━━━━━ DATA PROVIDED
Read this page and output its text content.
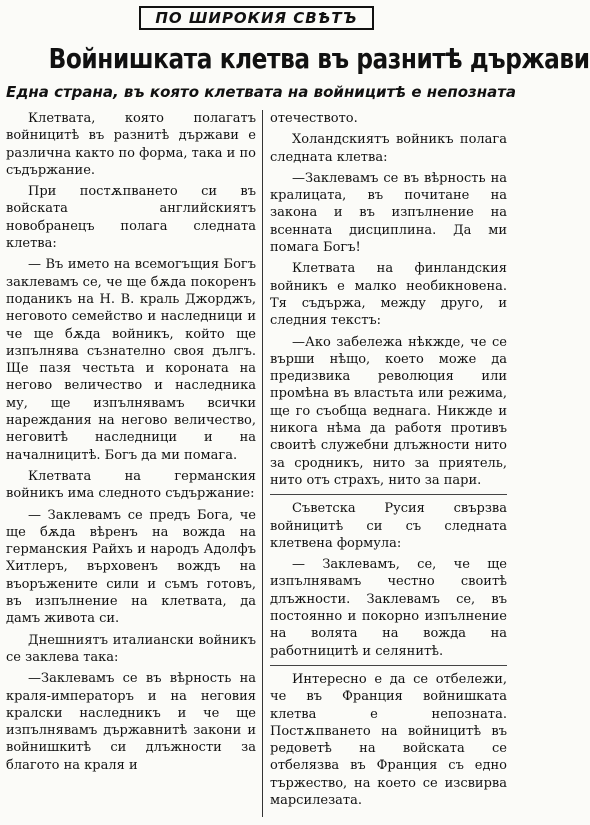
ПО ШИРОКИЯ СВѢТЪ
Войнишката клетва въ разнитѣ държави
Една страна, въ която клетвата на войницитѣ е непозната

Клетвата, която полагатъ войницитѣ въ разнитѣ държави е различна както по форма, така и по съдържание.

При постѫпването си въ войската английскиятъ новобранецъ полага следната клетва:

— Въ името на всемогъщия Богъ заклевамъ се, че ще бѫда покоренъ поданикъ на Н. В. краль Джорджъ, неговото семейство и наследници и че ще бѫда войникъ, който ще изпълнява съзнателно своя дългъ. Ще пазя честьта и короната на негово величество и наследника му, ще изпълнявамъ всички нареждания на негово величество, неговитѣ наследници и на началницитѣ. Богъ да ми помага.

Клетвата на германския войникъ има следното съдържание:

— Заклевамъ се предъ Бога, че ще бѫда вѣренъ на вожда на германския Райхъ и народъ Адолфъ Хитлеръ, върховенъ вождъ на въоръжените сили и съмъ готовъ, въ изпълнение на клетвата, да дамъ живота си.

Днешниятъ италиански войникъ се заклева така:

—Заклевамъ се въ вѣрность на краля-императоръ и на неговия кралски наследникъ и че ще изпълнявамъ държавнитѣ закони и войнишкитѣ си длъжности за благото на краля и

отечеството.

Холандскиятъ войникъ полага следната клетва:

—Заклевамъ се въ вѣрность на кралицата, въ почитане на закона и въ изпълнение на всенната дисциплина. Да ми помага Богъ!

Клетвата на финландския войникъ е малко необикновена. Тя съдържа, между друго, и следния текстъ:

—Ако забележа нѣкжде, че се върши нѣщо, което може да предизвика революция или промѣна въ властьта или режима, ще го съобща веднага. Никжде и никога нѣма да работя противъ своитѣ служебни длъжности нито за сродникъ, нито за приятель, нито отъ страхъ, нито за пари.

Съветска Русия свързва войницитѣ си съ следната клетвена формула:

— Заклевамъ, се, че ще изпълнявамъ честно своитѣ длъжности. Заклевамъ се, въ постоянно и покорно изпълнение на волята на вожда на работницитѣ и селянитѣ.

Интересно е да се отбележи, че въ Франция войнишката клетва е непозната. Постѫпването на войницитѣ въ редоветѣ на войската се отбелязва въ Франция съ едно тържество, на което се изсвирва марсилезата.
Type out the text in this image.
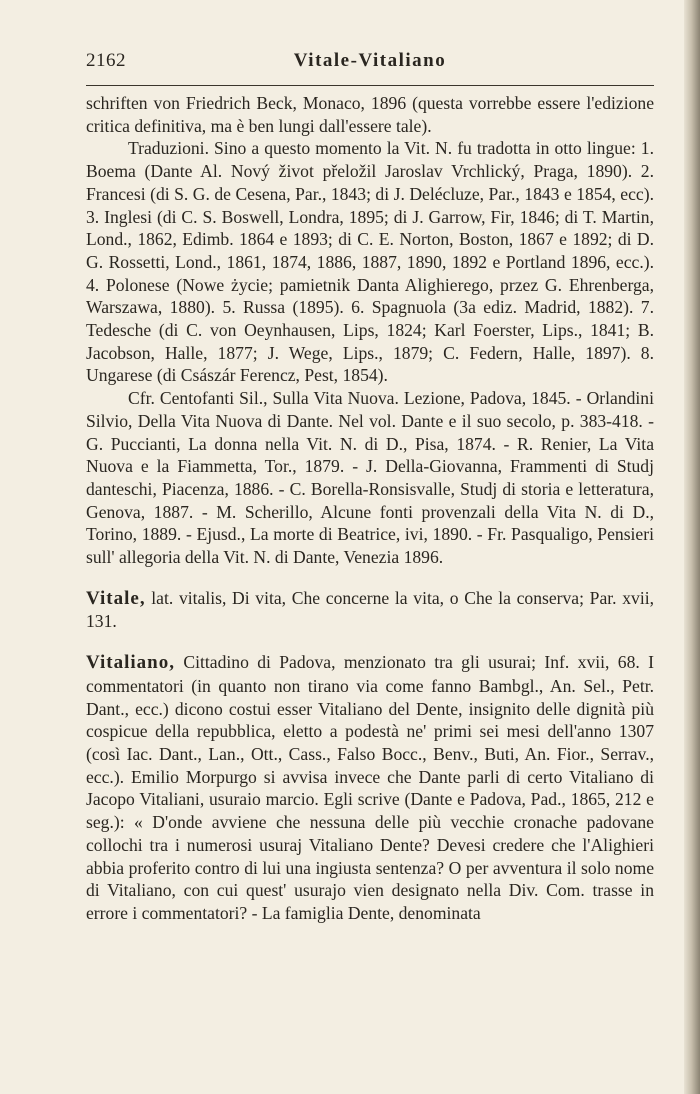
2162	Vitale-Vitaliano

schriften von Friedrich Beck, Monaco, 1896 (questa vorrebbe essere l'edizione critica definitiva, ma è ben lungi dall'essere tale).

Traduzioni. Sino a questo momento la Vit. N. fu tradotta in otto lingue: 1. Boema (Dante Al. Nový život přeložil Jaroslav Vrchlický, Praga, 1890). 2. Francesi (di S. G. de Cesena, Par., 1843; di J. Delécluze, Par., 1843 e 1854, ecc). 3. Inglesi (di C. S. Boswell, Londra, 1895; di J. Garrow, Fir, 1846; di T. Martin, Lond., 1862, Edimb. 1864 e 1893; di C. E. Norton, Boston, 1867 e 1892; di D. G. Rossetti, Lond., 1861, 1874, 1886, 1887, 1890, 1892 e Portland 1896, ecc.). 4. Polonese (Nowe życie; pamietnik Danta Alighierego, przez G. Ehrenberga, Warszawa, 1880). 5. Russa (1895). 6. Spagnuola (3a ediz. Madrid, 1882). 7. Tedesche (di C. von Oeynhausen, Lips, 1824; Karl Foerster, Lips., 1841; B. Jacobson, Halle, 1877; J. Wege, Lips., 1879; C. Federn, Halle, 1897). 8. Ungarese (di Császár Ferencz, Pest, 1854).

Cfr. Centofanti Sil., Sulla Vita Nuova. Lezione, Padova, 1845. - Orlandini Silvio, Della Vita Nuova di Dante. Nel vol. Dante e il suo secolo, p. 383-418. - G. Puccianti, La donna nella Vit. N. di D., Pisa, 1874. - R. Renier, La Vita Nuova e la Fiammetta, Tor., 1879. - J. Della-Giovanna, Frammenti di Studj danteschi, Piacenza, 1886. - C. Borella-Ronsisvalle, Studj di storia e letteratura, Genova, 1887. - M. Scherillo, Alcune fonti provenzali della Vita N. di D., Torino, 1889. - Ejusd., La morte di Beatrice, ivi, 1890. - Fr. Pasqualigo, Pensieri sull' allegoria della Vit. N. di Dante, Venezia 1896.

Vitale, lat. vitalis, Di vita, Che concerne la vita, o Che la conserva; Par. xvii, 131.

Vitaliano, Cittadino di Padova, menzionato tra gli usurai; Inf. xvii, 68. I commentatori (in quanto non tirano via come fanno Bambgl., An. Sel., Petr. Dant., ecc.) dicono costui esser Vitaliano del Dente, insignito delle dignità più cospicue della repubblica, eletto a podestà ne' primi sei mesi dell'anno 1307 (così Iac. Dant., Lan., Ott., Cass., Falso Bocc., Benv., Buti, An. Fior., Serrav., ecc.). Emilio Morpurgo si avvisa invece che Dante parli di certo Vitaliano di Jacopo Vitaliani, usuraio marcio. Egli scrive (Dante e Padova, Pad., 1865, 212 e seg.): « D'onde avviene che nessuna delle più vecchie cronache padovane collochi tra i numerosi usuraj Vitaliano Dente? Devesi credere che l'Alighieri abbia proferito contro di lui una ingiusta sentenza? O per avventura il solo nome di Vitaliano, con cui quest' usurajo vien designato nella Div. Com. trasse in errore i commentatori? - La famiglia Dente, denominata
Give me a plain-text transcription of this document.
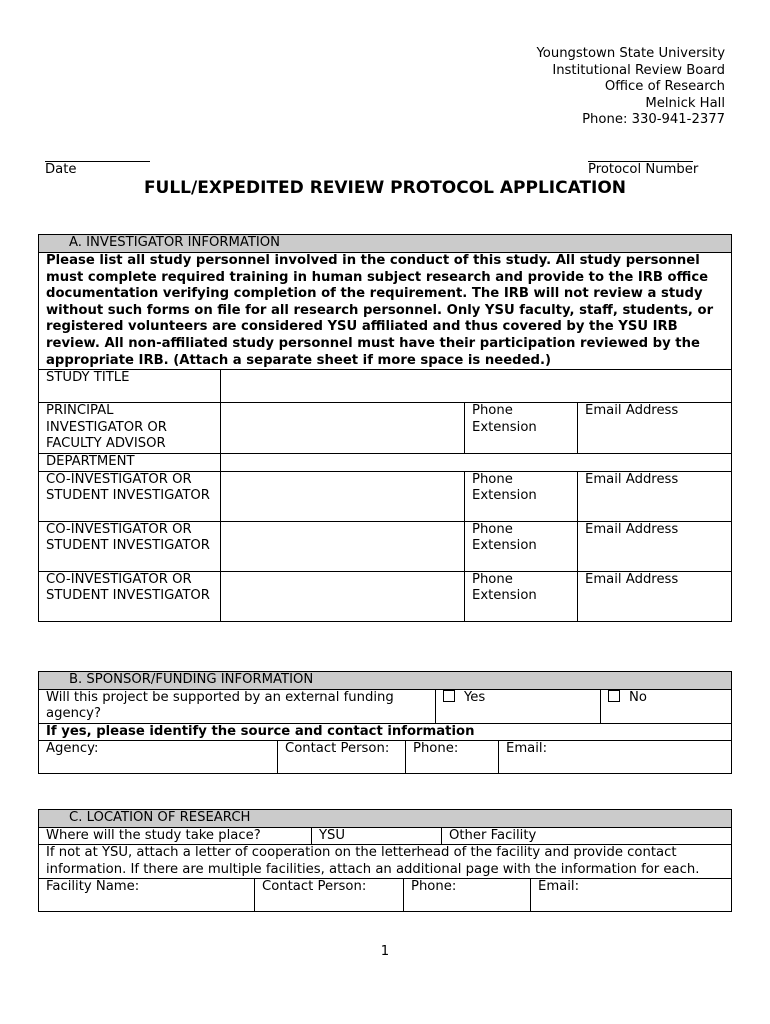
Youngstown State University
Institutional Review Board
Office of Research
Melnick Hall
Phone: 330-941-2377
Date	Protocol Number
FULL/EXPEDITED REVIEW PROTOCOL APPLICATION
A. INVESTIGATOR INFORMATION			
Please list all study personnel involved in the conduct of this study. All study personnel must complete required training in human subject research and provide to the IRB office documentation verifying completion of the requirement. The IRB will not review a study without such forms on file for all research personnel. Only YSU faculty, staff, students, or registered volunteers are considered YSU affiliated and thus covered by the YSU IRB review. All non-affiliated study personnel must have their participation reviewed by the appropriate IRB. (Attach a separate sheet if more space is needed.)			
STUDY TITLE			
PRINCIPAL INVESTIGATOR OR FACULTY ADVISOR		Phone Extension	Email Address
DEPARTMENT			
CO-INVESTIGATOR OR STUDENT INVESTIGATOR		Phone Extension	Email Address
CO-INVESTIGATOR OR STUDENT INVESTIGATOR		Phone Extension	Email Address
CO-INVESTIGATOR OR STUDENT INVESTIGATOR		Phone Extension	Email Address
B. SPONSOR/FUNDING INFORMATION					
Will this project be supported by an external funding agency?			Yes		No
If yes, please identify the source and contact information					
Agency:	Contact Person:	Phone:		Email:	
C. LOCATION OF RESEARCH					
Where will the study take place?		YSU		Other Facility	
If not at YSU, attach a letter of cooperation on the letterhead of the facility and provide contact information. If there are multiple facilities, attach an additional page with the information for each.					
Facility Name:	Contact Person:		Phone:		Email:
1
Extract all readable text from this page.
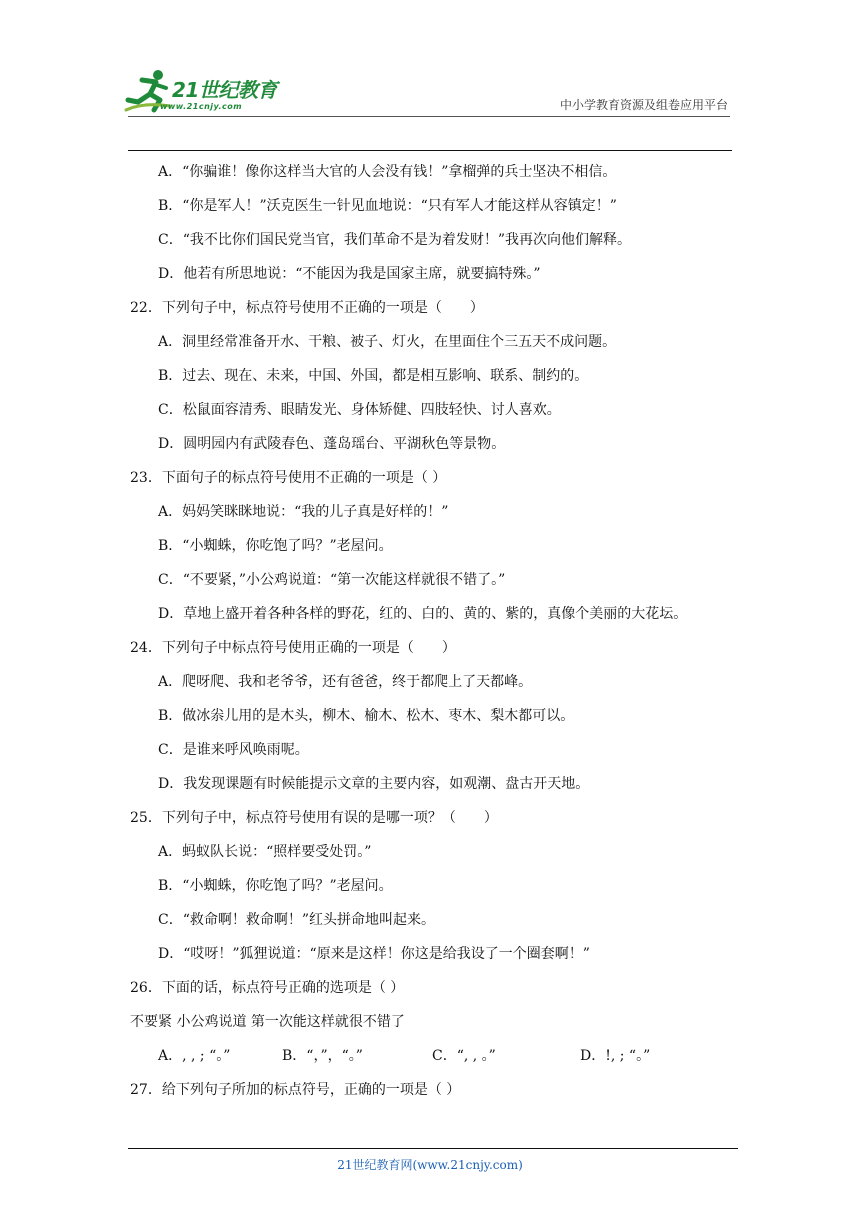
21世纪教育
www.21cnjy.com	中小学教育资源及组卷应用平台
A．“你骗谁！像你这样当大官的人会没有钱！”拿榴弹的兵士坚决不相信。
B．“你是军人！”沃克医生一针见血地说：“只有军人才能这样从容镇定！”
C．“我不比你们国民党当官，我们革命不是为着发财！”我再次向他们解释。
D．他若有所思地说：“不能因为我是国家主席，就要搞特殊。”
22．下列句子中，标点符号使用不正确的一项是（　　）
A．洞里经常准备开水、干粮、被子、灯火，在里面住个三五天不成问题。
B．过去、现在、未来，中国、外国，都是相互影响、联系、制约的。
C．松鼠面容清秀、眼睛发光、身体矫健、四肢轻快、讨人喜欢。
D．圆明园内有武陵春色、蓬岛瑶台、平湖秋色等景物。
23．下面句子的标点符号使用不正确的一项是（ ）
A．妈妈笑眯眯地说：“我的儿子真是好样的！”
B．“小蜘蛛，你吃饱了吗？”老屋问。
C．“不要紧，”小公鸡说道：“第一次能这样就很不错了。”
D．草地上盛开着各种各样的野花，红的、白的、黄的、紫的，真像个美丽的大花坛。
24．下列句子中标点符号使用正确的一项是（　　）
A．爬呀爬、我和老爷爷，还有爸爸，终于都爬上了天都峰。
B．做冰尜儿用的是木头，柳木、榆木、松木、枣木、梨木都可以。
C．是谁来呼风唤雨呢。
D．我发现课题有时候能提示文章的主要内容，如观潮、盘古开天地。
25．下列句子中，标点符号使用有误的是哪一项？（　　）
A．蚂蚁队长说：“照样要受处罚。”
B．“小蜘蛛，你吃饱了吗？”老屋问。
C．“救命啊！救命啊！”红头拼命地叫起来。
D．“哎呀！”狐狸说道：“原来是这样！你这是给我设了一个圈套啊！”
26．下面的话，标点符号正确的选项是（ ）
不要紧 小公鸡说道 第一次能这样就很不错了
A．, , ; “。”	B．“，”，“。”	C．“, , 。”	D．!, ; “。”
27．给下列句子所加的标点符号，正确的一项是（ ）
21世纪教育网(www.21cnjy.com)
━━━━━━━━━━
## STATED TASK:
Without the pictures, repeat exactly the lines running from the line containing "Extract all readable text from this page." through the end of the data, both ends included.

## EXERCISE RESULT:
Extract all readable text from this page.
21世纪教育
www.21cnjy.com	中小学教育资源及组卷应用平台
A．“你骗谁！像你这样当大官的人会没有钱！”拿榴弹的兵士坚决不相信。
B．“你是军人！”沃克医生一针见血地说：“只有军人才能这样从容镇定！”
C．“我不比你们国民党当官，我们革命不是为着发财！”我再次向他们解释。
D．他若有所思地说：“不能因为我是国家主席，就要搞特殊。”
22．下列句子中，标点符号使用不正确的一项是（　　）
A．洞里经常准备开水、干粮、被子、灯火，在里面住个三五天不成问题。
B．过去、现在、未来，中国、外国，都是相互影响、联系、制约的。
C．松鼠面容清秀、眼睛发光、身体矫健、四肢轻快、讨人喜欢。
D．圆明园内有武陵春色、蓬岛瑶台、平湖秋色等景物。
23．下面句子的标点符号使用不正确的一项是（ ）
A．妈妈笑眯眯地说：“我的儿子真是好样的！”
B．“小蜘蛛，你吃饱了吗？”老屋问。
C．“不要紧，”小公鸡说道：“第一次能这样就很不错了。”
D．草地上盛开着各种各样的野花，红的、白的、黄的、紫的，真像个美丽的大花坛。
24．下列句子中标点符号使用正确的一项是（　　）
A．爬呀爬、我和老爷爷，还有爸爸，终于都爬上了天都峰。
B．做冰尜儿用的是木头，柳木、榆木、松木、枣木、梨木都可以。
C．是谁来呼风唤雨呢。
D．我发现课题有时候能提示文章的主要内容，如观潮、盘古开天地。
25．下列句子中，标点符号使用有误的是哪一项？（　　）
A．蚂蚁队长说：“照样要受处罚。”
B．“小蜘蛛，你吃饱了吗？”老屋问。
C．“救命啊！救命啊！”红头拼命地叫起来。
D．“哎呀！”狐狸说道：“原来是这样！你这是给我设了一个圈套啊！”
26．下面的话，标点符号正确的选项是（ ）
不要紧 小公鸡说道 第一次能这样就很不错了
A．, , ; “。”	B．“，”，“。”	C．“, , 。”	D．!, ; “。”
27．给下列句子所加的标点符号，正确的一项是（ ）
21世纪教育网(www.21cnjy.com)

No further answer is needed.